Data records

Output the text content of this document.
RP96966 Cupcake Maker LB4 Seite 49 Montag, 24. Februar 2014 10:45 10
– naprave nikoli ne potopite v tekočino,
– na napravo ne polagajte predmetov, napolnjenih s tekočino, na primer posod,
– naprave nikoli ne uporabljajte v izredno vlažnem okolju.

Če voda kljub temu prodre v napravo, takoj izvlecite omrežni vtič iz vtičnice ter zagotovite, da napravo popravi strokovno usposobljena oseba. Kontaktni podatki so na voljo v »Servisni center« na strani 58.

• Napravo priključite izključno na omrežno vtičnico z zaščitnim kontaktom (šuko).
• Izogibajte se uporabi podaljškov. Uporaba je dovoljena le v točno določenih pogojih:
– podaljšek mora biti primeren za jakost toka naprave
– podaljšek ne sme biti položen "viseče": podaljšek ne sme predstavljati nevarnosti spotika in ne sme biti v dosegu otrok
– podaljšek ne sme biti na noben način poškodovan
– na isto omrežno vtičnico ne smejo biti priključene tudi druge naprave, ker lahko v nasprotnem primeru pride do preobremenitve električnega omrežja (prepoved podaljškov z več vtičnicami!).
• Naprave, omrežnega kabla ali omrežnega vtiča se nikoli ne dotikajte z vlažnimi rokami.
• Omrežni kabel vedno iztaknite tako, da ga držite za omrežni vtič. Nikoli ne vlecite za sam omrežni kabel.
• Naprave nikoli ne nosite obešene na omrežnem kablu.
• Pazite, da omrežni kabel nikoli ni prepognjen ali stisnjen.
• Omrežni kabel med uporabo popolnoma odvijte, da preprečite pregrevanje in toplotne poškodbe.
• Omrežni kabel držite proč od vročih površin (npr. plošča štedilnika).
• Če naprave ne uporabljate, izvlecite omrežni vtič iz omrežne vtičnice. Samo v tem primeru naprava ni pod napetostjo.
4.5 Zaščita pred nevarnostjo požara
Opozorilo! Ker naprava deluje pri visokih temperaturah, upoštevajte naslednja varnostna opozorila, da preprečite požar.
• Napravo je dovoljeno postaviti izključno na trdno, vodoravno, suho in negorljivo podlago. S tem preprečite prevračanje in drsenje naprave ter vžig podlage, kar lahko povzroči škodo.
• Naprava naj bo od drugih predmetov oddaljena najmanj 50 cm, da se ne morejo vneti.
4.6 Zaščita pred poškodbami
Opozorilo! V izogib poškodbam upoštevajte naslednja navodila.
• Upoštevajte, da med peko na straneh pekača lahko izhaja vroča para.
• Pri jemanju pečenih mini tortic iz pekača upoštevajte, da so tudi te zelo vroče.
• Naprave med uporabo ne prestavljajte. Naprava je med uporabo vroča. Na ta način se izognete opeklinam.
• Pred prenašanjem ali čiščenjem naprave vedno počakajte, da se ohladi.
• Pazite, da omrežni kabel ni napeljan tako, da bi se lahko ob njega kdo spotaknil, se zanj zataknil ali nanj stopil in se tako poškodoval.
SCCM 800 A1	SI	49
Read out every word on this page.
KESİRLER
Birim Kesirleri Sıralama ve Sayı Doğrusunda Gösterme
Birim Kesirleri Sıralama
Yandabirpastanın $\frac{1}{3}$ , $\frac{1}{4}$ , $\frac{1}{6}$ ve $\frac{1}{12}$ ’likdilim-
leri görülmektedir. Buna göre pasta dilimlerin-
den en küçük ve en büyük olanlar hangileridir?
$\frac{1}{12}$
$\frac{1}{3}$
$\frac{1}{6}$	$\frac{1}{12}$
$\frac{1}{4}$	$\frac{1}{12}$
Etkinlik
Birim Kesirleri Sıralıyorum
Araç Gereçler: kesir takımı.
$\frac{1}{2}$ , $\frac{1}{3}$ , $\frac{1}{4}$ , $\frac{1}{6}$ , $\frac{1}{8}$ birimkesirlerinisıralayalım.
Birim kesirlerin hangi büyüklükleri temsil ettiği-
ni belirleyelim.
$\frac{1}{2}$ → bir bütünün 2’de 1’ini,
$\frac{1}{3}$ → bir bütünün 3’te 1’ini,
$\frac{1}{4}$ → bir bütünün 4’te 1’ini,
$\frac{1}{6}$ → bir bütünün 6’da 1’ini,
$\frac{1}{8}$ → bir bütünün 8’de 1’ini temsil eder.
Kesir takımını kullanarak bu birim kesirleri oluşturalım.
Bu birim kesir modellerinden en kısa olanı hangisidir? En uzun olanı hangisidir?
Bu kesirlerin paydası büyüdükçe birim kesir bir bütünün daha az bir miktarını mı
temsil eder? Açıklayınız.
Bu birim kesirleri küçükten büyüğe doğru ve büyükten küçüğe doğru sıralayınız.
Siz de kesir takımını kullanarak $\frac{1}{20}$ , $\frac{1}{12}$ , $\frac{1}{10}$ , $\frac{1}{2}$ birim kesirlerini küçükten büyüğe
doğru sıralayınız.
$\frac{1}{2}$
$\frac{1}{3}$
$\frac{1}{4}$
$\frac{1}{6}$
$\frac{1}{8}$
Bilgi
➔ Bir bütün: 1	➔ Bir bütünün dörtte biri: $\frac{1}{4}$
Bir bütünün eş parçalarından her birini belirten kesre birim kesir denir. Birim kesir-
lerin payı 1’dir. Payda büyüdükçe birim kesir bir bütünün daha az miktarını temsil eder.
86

WRITTEN TASK ▸ Extract every entry in the listing word for word.

FINAL RESULT ▸
Output the text content of this document.
RP96966 Cupcake Maker LB4 Seite 49 Montag, 24. Februar 2014 10:45 10
– naprave nikoli ne potopite v tekočino,
– na napravo ne polagajte predmetov, napolnjenih s tekočino, na primer posod,
– naprave nikoli ne uporabljajte v izredno vlažnem okolju.

Če voda kljub temu prodre v napravo, takoj izvlecite omrežni vtič iz vtičnice ter zagotovite, da napravo popravi strokovno usposobljena oseba. Kontaktni podatki so na voljo v »Servisni center« na strani 58.

• Napravo priključite izključno na omrežno vtičnico z zaščitnim kontaktom (šuko).
• Izogibajte se uporabi podaljškov. Uporaba je dovoljena le v točno določenih pogojih:
– podaljšek mora biti primeren za jakost toka naprave
– podaljšek ne sme biti položen "viseče": podaljšek ne sme predstavljati nevarnosti spotika in ne sme biti v dosegu otrok
– podaljšek ne sme biti na noben način poškodovan
– na isto omrežno vtičnico ne smejo biti priključene tudi druge naprave, ker lahko v nasprotnem primeru pride do preobremenitve električnega omrežja (prepoved podaljškov z več vtičnicami!).
• Naprave, omrežnega kabla ali omrežnega vtiča se nikoli ne dotikajte z vlažnimi rokami.
• Omrežni kabel vedno iztaknite tako, da ga držite za omrežni vtič. Nikoli ne vlecite za sam omrežni kabel.
• Naprave nikoli ne nosite obešene na omrežnem kablu.
• Pazite, da omrežni kabel nikoli ni prepognjen ali stisnjen.
• Omrežni kabel med uporabo popolnoma odvijte, da preprečite pregrevanje in toplotne poškodbe.
• Omrežni kabel držite proč od vročih površin (npr. plošča štedilnika).
• Če naprave ne uporabljate, izvlecite omrežni vtič iz omrežne vtičnice. Samo v tem primeru naprava ni pod napetostjo.
4.5 Zaščita pred nevarnostjo požara
Opozorilo! Ker naprava deluje pri visokih temperaturah, upoštevajte naslednja varnostna opozorila, da preprečite požar.
• Napravo je dovoljeno postaviti izključno na trdno, vodoravno, suho in negorljivo podlago. S tem preprečite prevračanje in drsenje naprave ter vžig podlage, kar lahko povzroči škodo.
• Naprava naj bo od drugih predmetov oddaljena najmanj 50 cm, da se ne morejo vneti.
4.6 Zaščita pred poškodbami
Opozorilo! V izogib poškodbam upoštevajte naslednja navodila.
• Upoštevajte, da med peko na straneh pekača lahko izhaja vroča para.
• Pri jemanju pečenih mini tortic iz pekača upoštevajte, da so tudi te zelo vroče.
• Naprave med uporabo ne prestavljajte. Naprava je med uporabo vroča. Na ta način se izognete opeklinam.
• Pred prenašanjem ali čiščenjem naprave vedno počakajte, da se ohladi.
• Pazite, da omrežni kabel ni napeljan tako, da bi se lahko ob njega kdo spotaknil, se zanj zataknil ali nanj stopil in se tako poškodoval.
SCCM 800 A1	SI	49
Read out every word on this page.
KESİRLER
Birim Kesirleri Sıralama ve Sayı Doğrusunda Gösterme
Birim Kesirleri Sıralama
Yandabirpastanın $\frac{1}{3}$ , $\frac{1}{4}$ , $\frac{1}{6}$ ve $\frac{1}{12}$ ’likdilim-
leri görülmektedir. Buna göre pasta dilimlerin-
den en küçük ve en büyük olanlar hangileridir?
$\frac{1}{12}$
$\frac{1}{3}$
$\frac{1}{6}$	$\frac{1}{12}$
$\frac{1}{4}$	$\frac{1}{12}$
Etkinlik
Birim Kesirleri Sıralıyorum
Araç Gereçler: kesir takımı.
$\frac{1}{2}$ , $\frac{1}{3}$ , $\frac{1}{4}$ , $\frac{1}{6}$ , $\frac{1}{8}$ birimkesirlerinisıralayalım.
Birim kesirlerin hangi büyüklükleri temsil ettiği-
ni belirleyelim.
$\frac{1}{2}$ → bir bütünün 2’de 1’ini,
$\frac{1}{3}$ → bir bütünün 3’te 1’ini,
$\frac{1}{4}$ → bir bütünün 4’te 1’ini,
$\frac{1}{6}$ → bir bütünün 6’da 1’ini,
$\frac{1}{8}$ → bir bütünün 8’de 1’ini temsil eder.
Kesir takımını kullanarak bu birim kesirleri oluşturalım.
Bu birim kesir modellerinden en kısa olanı hangisidir? En uzun olanı hangisidir?
Bu kesirlerin paydası büyüdükçe birim kesir bir bütünün daha az bir miktarını mı
temsil eder? Açıklayınız.
Bu birim kesirleri küçükten büyüğe doğru ve büyükten küçüğe doğru sıralayınız.
Siz de kesir takımını kullanarak $\frac{1}{20}$ , $\frac{1}{12}$ , $\frac{1}{10}$ , $\frac{1}{2}$ birim kesirlerini küçükten büyüğe
doğru sıralayınız.
$\frac{1}{2}$
$\frac{1}{3}$
$\frac{1}{4}$
$\frac{1}{6}$
$\frac{1}{8}$
Bilgi
➔ Bir bütün: 1	➔ Bir bütünün dörtte biri: $\frac{1}{4}$
Bir bütünün eş parçalarından her birini belirten kesre birim kesir denir. Birim kesir-
lerin payı 1’dir. Payda büyüdükçe birim kesir bir bütünün daha az miktarını temsil eder.
86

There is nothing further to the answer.